Information provided start

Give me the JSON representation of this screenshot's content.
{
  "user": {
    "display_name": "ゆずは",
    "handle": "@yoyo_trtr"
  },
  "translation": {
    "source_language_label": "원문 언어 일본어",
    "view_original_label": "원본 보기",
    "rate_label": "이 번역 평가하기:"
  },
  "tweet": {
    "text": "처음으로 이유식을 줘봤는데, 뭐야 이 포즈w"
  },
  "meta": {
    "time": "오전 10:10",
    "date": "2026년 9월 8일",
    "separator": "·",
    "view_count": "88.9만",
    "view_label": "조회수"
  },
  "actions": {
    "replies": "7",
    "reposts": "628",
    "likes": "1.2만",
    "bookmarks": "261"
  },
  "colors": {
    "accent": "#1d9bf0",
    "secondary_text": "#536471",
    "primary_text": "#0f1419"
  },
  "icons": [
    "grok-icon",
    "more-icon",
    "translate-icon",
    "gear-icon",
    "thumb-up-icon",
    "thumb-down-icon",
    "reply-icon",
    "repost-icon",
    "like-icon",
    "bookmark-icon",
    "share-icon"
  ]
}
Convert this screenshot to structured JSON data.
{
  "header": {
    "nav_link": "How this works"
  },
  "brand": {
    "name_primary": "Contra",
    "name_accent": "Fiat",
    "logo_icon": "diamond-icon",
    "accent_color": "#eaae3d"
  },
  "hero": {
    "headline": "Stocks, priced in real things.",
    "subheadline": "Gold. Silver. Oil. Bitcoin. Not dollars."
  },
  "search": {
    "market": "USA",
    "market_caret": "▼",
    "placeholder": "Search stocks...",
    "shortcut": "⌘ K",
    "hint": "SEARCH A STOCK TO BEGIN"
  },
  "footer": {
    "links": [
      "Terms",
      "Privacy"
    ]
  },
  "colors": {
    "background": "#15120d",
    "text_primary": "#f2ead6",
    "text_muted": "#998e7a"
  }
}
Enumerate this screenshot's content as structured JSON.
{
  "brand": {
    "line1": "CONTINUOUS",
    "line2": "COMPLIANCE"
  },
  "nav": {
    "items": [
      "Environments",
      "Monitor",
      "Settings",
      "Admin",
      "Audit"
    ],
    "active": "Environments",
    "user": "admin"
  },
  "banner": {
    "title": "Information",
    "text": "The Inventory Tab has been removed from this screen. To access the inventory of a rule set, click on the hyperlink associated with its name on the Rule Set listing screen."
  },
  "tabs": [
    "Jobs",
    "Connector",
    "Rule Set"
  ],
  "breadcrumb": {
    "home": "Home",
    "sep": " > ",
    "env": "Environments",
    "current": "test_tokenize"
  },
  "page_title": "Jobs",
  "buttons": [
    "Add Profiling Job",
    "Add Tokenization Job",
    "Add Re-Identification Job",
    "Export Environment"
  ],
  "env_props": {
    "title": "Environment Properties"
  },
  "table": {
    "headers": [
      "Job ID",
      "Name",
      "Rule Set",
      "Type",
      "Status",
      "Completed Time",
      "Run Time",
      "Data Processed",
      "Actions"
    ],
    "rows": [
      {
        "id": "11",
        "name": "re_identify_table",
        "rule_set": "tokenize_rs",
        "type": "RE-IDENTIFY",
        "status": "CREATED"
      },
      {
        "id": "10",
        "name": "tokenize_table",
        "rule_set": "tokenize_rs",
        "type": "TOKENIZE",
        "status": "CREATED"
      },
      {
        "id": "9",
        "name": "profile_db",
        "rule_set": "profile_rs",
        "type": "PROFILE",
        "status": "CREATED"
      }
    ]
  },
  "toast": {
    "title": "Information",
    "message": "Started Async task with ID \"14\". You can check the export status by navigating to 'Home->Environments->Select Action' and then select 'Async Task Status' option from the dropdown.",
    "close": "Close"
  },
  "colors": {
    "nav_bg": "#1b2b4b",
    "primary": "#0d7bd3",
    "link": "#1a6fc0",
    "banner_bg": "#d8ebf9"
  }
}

Information provided end

Directions for this task
Would you restate each of the entries word for word?

Answer for the task
Give me the JSON representation of this screenshot's content.
{
  "user": {
    "display_name": "ゆずは",
    "handle": "@yoyo_trtr"
  },
  "translation": {
    "source_language_label": "원문 언어 일본어",
    "view_original_label": "원본 보기",
    "rate_label": "이 번역 평가하기:"
  },
  "tweet": {
    "text": "처음으로 이유식을 줘봤는데, 뭐야 이 포즈w"
  },
  "meta": {
    "time": "오전 10:10",
    "date": "2026년 9월 8일",
    "separator": "·",
    "view_count": "88.9만",
    "view_label": "조회수"
  },
  "actions": {
    "replies": "7",
    "reposts": "628",
    "likes": "1.2만",
    "bookmarks": "261"
  },
  "colors": {
    "accent": "#1d9bf0",
    "secondary_text": "#536471",
    "primary_text": "#0f1419"
  },
  "icons": [
    "grok-icon",
    "more-icon",
    "translate-icon",
    "gear-icon",
    "thumb-up-icon",
    "thumb-down-icon",
    "reply-icon",
    "repost-icon",
    "like-icon",
    "bookmark-icon",
    "share-icon"
  ]
}
Convert this screenshot to structured JSON data.
{
  "header": {
    "nav_link": "How this works"
  },
  "brand": {
    "name_primary": "Contra",
    "name_accent": "Fiat",
    "logo_icon": "diamond-icon",
    "accent_color": "#eaae3d"
  },
  "hero": {
    "headline": "Stocks, priced in real things.",
    "subheadline": "Gold. Silver. Oil. Bitcoin. Not dollars."
  },
  "search": {
    "market": "USA",
    "market_caret": "▼",
    "placeholder": "Search stocks...",
    "shortcut": "⌘ K",
    "hint": "SEARCH A STOCK TO BEGIN"
  },
  "footer": {
    "links": [
      "Terms",
      "Privacy"
    ]
  },
  "colors": {
    "background": "#15120d",
    "text_primary": "#f2ead6",
    "text_muted": "#998e7a"
  }
}
Enumerate this screenshot's content as structured JSON.
{
  "brand": {
    "line1": "CONTINUOUS",
    "line2": "COMPLIANCE"
  },
  "nav": {
    "items": [
      "Environments",
      "Monitor",
      "Settings",
      "Admin",
      "Audit"
    ],
    "active": "Environments",
    "user": "admin"
  },
  "banner": {
    "title": "Information",
    "text": "The Inventory Tab has been removed from this screen. To access the inventory of a rule set, click on the hyperlink associated with its name on the Rule Set listing screen."
  },
  "tabs": [
    "Jobs",
    "Connector",
    "Rule Set"
  ],
  "breadcrumb": {
    "home": "Home",
    "sep": " > ",
    "env": "Environments",
    "current": "test_tokenize"
  },
  "page_title": "Jobs",
  "buttons": [
    "Add Profiling Job",
    "Add Tokenization Job",
    "Add Re-Identification Job",
    "Export Environment"
  ],
  "env_props": {
    "title": "Environment Properties"
  },
  "table": {
    "headers": [
      "Job ID",
      "Name",
      "Rule Set",
      "Type",
      "Status",
      "Completed Time",
      "Run Time",
      "Data Processed",
      "Actions"
    ],
    "rows": [
      {
        "id": "11",
        "name": "re_identify_table",
        "rule_set": "tokenize_rs",
        "type": "RE-IDENTIFY",
        "status": "CREATED"
      },
      {
        "id": "10",
        "name": "tokenize_table",
        "rule_set": "tokenize_rs",
        "type": "TOKENIZE",
        "status": "CREATED"
      },
      {
        "id": "9",
        "name": "profile_db",
        "rule_set": "profile_rs",
        "type": "PROFILE",
        "status": "CREATED"
      }
    ]
  },
  "toast": {
    "title": "Information",
    "message": "Started Async task with ID \"14\". You can check the export status by navigating to 'Home->Environments->Select Action' and then select 'Async Task Status' option from the dropdown.",
    "close": "Close"
  },
  "colors": {
    "nav_bg": "#1b2b4b",
    "primary": "#0d7bd3",
    "link": "#1a6fc0",
    "banner_bg": "#d8ebf9"
  }
}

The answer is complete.